_EXCERPTED DATA:_
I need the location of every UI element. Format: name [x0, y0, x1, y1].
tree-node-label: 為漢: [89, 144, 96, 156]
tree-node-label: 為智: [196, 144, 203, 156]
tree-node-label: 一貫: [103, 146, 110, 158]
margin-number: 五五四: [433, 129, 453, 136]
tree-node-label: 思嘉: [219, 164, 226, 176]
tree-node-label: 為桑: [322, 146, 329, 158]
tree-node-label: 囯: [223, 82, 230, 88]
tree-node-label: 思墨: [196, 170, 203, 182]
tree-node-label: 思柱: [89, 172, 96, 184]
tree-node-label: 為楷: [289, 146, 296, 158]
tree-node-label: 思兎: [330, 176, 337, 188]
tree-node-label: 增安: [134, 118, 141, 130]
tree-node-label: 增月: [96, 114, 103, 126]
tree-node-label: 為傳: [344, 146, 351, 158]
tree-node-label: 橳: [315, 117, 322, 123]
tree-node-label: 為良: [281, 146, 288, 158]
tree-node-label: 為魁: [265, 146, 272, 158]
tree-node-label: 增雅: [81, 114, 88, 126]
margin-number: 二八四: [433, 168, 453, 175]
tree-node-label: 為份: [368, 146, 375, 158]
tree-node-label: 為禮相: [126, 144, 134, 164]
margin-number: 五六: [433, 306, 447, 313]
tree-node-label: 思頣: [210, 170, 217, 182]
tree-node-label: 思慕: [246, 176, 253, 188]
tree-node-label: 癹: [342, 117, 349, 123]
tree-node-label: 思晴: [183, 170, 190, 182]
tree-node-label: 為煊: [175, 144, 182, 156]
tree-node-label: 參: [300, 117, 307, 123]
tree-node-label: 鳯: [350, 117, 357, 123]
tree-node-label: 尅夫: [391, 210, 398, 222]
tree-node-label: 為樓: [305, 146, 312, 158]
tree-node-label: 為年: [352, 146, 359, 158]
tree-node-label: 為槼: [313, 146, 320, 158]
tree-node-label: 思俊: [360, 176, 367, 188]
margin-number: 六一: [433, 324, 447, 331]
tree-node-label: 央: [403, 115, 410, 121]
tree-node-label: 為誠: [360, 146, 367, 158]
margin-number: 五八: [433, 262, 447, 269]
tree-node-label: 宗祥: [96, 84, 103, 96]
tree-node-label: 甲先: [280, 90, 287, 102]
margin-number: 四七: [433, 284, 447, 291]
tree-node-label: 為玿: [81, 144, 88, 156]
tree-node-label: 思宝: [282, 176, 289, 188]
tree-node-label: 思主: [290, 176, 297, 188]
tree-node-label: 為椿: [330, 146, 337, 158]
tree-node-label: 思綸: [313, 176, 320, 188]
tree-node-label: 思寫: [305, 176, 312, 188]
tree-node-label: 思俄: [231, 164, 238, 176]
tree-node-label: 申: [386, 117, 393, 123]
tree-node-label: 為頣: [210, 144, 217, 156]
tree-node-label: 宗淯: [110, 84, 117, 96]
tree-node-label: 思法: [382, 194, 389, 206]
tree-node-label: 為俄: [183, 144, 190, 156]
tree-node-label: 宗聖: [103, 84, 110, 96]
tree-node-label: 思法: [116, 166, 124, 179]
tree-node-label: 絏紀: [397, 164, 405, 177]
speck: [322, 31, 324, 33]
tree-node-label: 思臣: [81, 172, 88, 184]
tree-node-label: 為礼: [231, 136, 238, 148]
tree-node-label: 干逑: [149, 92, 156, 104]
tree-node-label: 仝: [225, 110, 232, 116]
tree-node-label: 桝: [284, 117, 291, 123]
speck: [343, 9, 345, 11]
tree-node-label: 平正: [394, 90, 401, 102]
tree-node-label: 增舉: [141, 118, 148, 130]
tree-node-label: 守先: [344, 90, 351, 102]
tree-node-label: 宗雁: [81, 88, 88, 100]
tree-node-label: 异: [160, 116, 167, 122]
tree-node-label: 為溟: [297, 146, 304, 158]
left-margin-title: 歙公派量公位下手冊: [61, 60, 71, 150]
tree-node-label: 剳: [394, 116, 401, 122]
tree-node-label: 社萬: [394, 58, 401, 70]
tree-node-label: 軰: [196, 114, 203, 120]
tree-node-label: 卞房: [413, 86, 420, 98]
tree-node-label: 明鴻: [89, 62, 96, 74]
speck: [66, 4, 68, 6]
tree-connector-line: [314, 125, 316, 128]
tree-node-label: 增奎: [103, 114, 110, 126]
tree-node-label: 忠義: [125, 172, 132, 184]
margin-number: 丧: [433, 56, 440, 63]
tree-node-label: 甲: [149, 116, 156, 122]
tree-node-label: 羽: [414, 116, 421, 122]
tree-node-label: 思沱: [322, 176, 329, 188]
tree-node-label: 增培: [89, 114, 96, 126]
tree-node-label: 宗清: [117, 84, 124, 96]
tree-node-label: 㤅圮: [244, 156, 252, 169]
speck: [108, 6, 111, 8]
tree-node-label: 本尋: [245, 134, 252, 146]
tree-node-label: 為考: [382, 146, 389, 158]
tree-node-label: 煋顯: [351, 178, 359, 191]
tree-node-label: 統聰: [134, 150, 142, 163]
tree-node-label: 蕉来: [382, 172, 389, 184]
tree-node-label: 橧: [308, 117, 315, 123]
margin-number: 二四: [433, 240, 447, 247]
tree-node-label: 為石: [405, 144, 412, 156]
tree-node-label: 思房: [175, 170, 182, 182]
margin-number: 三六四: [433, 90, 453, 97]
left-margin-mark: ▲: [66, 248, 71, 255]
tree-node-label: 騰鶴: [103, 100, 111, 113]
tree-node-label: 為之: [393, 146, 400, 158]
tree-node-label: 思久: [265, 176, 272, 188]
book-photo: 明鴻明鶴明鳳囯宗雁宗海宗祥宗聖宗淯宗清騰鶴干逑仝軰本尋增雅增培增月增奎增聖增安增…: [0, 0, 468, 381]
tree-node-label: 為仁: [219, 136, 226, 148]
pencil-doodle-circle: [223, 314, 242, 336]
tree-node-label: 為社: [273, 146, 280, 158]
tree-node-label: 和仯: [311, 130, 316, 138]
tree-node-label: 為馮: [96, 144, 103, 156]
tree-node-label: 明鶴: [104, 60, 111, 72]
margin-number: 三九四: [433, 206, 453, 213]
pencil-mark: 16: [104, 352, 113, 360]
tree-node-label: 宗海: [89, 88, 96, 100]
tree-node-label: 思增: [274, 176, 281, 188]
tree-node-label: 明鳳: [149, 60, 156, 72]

_TASK TO COMPLETE:_
Quote the whole listing above word for word, keeping every line unchanged.

_EXERCISE OUTPUT:_
I need the location of every UI element. Format: name [x0, y0, x1, y1].
tree-node-label: 為漢: [89, 144, 96, 156]
tree-node-label: 為智: [196, 144, 203, 156]
tree-node-label: 一貫: [103, 146, 110, 158]
margin-number: 五五四: [433, 129, 453, 136]
tree-node-label: 思嘉: [219, 164, 226, 176]
tree-node-label: 為桑: [322, 146, 329, 158]
tree-node-label: 囯: [223, 82, 230, 88]
tree-node-label: 思墨: [196, 170, 203, 182]
tree-node-label: 思柱: [89, 172, 96, 184]
tree-node-label: 為楷: [289, 146, 296, 158]
tree-node-label: 思兎: [330, 176, 337, 188]
tree-node-label: 增安: [134, 118, 141, 130]
tree-node-label: 增月: [96, 114, 103, 126]
tree-node-label: 為傳: [344, 146, 351, 158]
tree-node-label: 橳: [315, 117, 322, 123]
tree-node-label: 為良: [281, 146, 288, 158]
tree-node-label: 為魁: [265, 146, 272, 158]
tree-node-label: 增雅: [81, 114, 88, 126]
margin-number: 二八四: [433, 168, 453, 175]
tree-node-label: 為份: [368, 146, 375, 158]
tree-node-label: 為禮相: [126, 144, 134, 164]
margin-number: 五六: [433, 306, 447, 313]
tree-node-label: 思頣: [210, 170, 217, 182]
tree-node-label: 思慕: [246, 176, 253, 188]
tree-node-label: 癹: [342, 117, 349, 123]
tree-node-label: 思晴: [183, 170, 190, 182]
tree-node-label: 為煊: [175, 144, 182, 156]
tree-node-label: 參: [300, 117, 307, 123]
tree-node-label: 鳯: [350, 117, 357, 123]
tree-node-label: 尅夫: [391, 210, 398, 222]
tree-node-label: 為樓: [305, 146, 312, 158]
tree-node-label: 為年: [352, 146, 359, 158]
tree-node-label: 為槼: [313, 146, 320, 158]
tree-node-label: 思俊: [360, 176, 367, 188]
margin-number: 六一: [433, 324, 447, 331]
tree-node-label: 央: [403, 115, 410, 121]
tree-node-label: 為誠: [360, 146, 367, 158]
margin-number: 五八: [433, 262, 447, 269]
tree-node-label: 宗祥: [96, 84, 103, 96]
tree-node-label: 甲先: [280, 90, 287, 102]
margin-number: 四七: [433, 284, 447, 291]
tree-node-label: 為玿: [81, 144, 88, 156]
tree-node-label: 思宝: [282, 176, 289, 188]
tree-node-label: 思主: [290, 176, 297, 188]
tree-node-label: 為椿: [330, 146, 337, 158]
tree-node-label: 思綸: [313, 176, 320, 188]
tree-node-label: 思寫: [305, 176, 312, 188]
tree-node-label: 思俄: [231, 164, 238, 176]
tree-node-label: 申: [386, 117, 393, 123]
tree-node-label: 為頣: [210, 144, 217, 156]
tree-node-label: 宗淯: [110, 84, 117, 96]
tree-node-label: 思法: [382, 194, 389, 206]
tree-node-label: 為俄: [183, 144, 190, 156]
tree-node-label: 宗聖: [103, 84, 110, 96]
tree-node-label: 思法: [116, 166, 124, 179]
tree-node-label: 絏紀: [397, 164, 405, 177]
speck: [322, 31, 324, 33]
tree-node-label: 思臣: [81, 172, 88, 184]
tree-node-label: 為礼: [231, 136, 238, 148]
tree-node-label: 干逑: [149, 92, 156, 104]
tree-node-label: 仝: [225, 110, 232, 116]
tree-node-label: 桝: [284, 117, 291, 123]
speck: [343, 9, 345, 11]
tree-node-label: 平正: [394, 90, 401, 102]
tree-node-label: 增舉: [141, 118, 148, 130]
tree-node-label: 守先: [344, 90, 351, 102]
tree-node-label: 宗雁: [81, 88, 88, 100]
tree-node-label: 异: [160, 116, 167, 122]
tree-node-label: 為溟: [297, 146, 304, 158]
left-margin-title: 歙公派量公位下手冊: [61, 60, 71, 150]
tree-node-label: 剳: [394, 116, 401, 122]
tree-node-label: 社萬: [394, 58, 401, 70]
tree-node-label: 軰: [196, 114, 203, 120]
tree-node-label: 卞房: [413, 86, 420, 98]
tree-node-label: 明鴻: [89, 62, 96, 74]
speck: [66, 4, 68, 6]
tree-connector-line: [314, 125, 316, 128]
tree-node-label: 增奎: [103, 114, 110, 126]
tree-node-label: 忠義: [125, 172, 132, 184]
margin-number: 丧: [433, 56, 440, 63]
tree-node-label: 甲: [149, 116, 156, 122]
tree-node-label: 羽: [414, 116, 421, 122]
tree-node-label: 思沱: [322, 176, 329, 188]
tree-node-label: 增培: [89, 114, 96, 126]
tree-node-label: 宗清: [117, 84, 124, 96]
tree-node-label: 㤅圮: [244, 156, 252, 169]
speck: [108, 6, 111, 8]
tree-node-label: 本尋: [245, 134, 252, 146]
tree-node-label: 為考: [382, 146, 389, 158]
tree-node-label: 煋顯: [351, 178, 359, 191]
tree-node-label: 統聰: [134, 150, 142, 163]
tree-node-label: 蕉来: [382, 172, 389, 184]
tree-node-label: 橧: [308, 117, 315, 123]
margin-number: 二四: [433, 240, 447, 247]
tree-node-label: 為石: [405, 144, 412, 156]
tree-node-label: 思房: [175, 170, 182, 182]
margin-number: 三六四: [433, 90, 453, 97]
left-margin-mark: ▲: [66, 248, 71, 255]
tree-node-label: 騰鶴: [103, 100, 111, 113]
tree-node-label: 為之: [393, 146, 400, 158]
tree-node-label: 思久: [265, 176, 272, 188]
book-photo: 明鴻明鶴明鳳囯宗雁宗海宗祥宗聖宗淯宗清騰鶴干逑仝軰本尋增雅增培增月增奎增聖增安增…: [0, 0, 468, 381]
tree-node-label: 為仁: [219, 136, 226, 148]
pencil-doodle-circle: [223, 314, 242, 336]
tree-node-label: 為社: [273, 146, 280, 158]
tree-node-label: 和仯: [311, 130, 316, 138]
tree-node-label: 為馮: [96, 144, 103, 156]
tree-node-label: 明鶴: [104, 60, 111, 72]
margin-number: 三九四: [433, 206, 453, 213]
pencil-mark: 16: [104, 352, 113, 360]
tree-node-label: 宗海: [89, 88, 96, 100]
tree-node-label: 思增: [274, 176, 281, 188]
tree-node-label: 明鳳: [149, 60, 156, 72]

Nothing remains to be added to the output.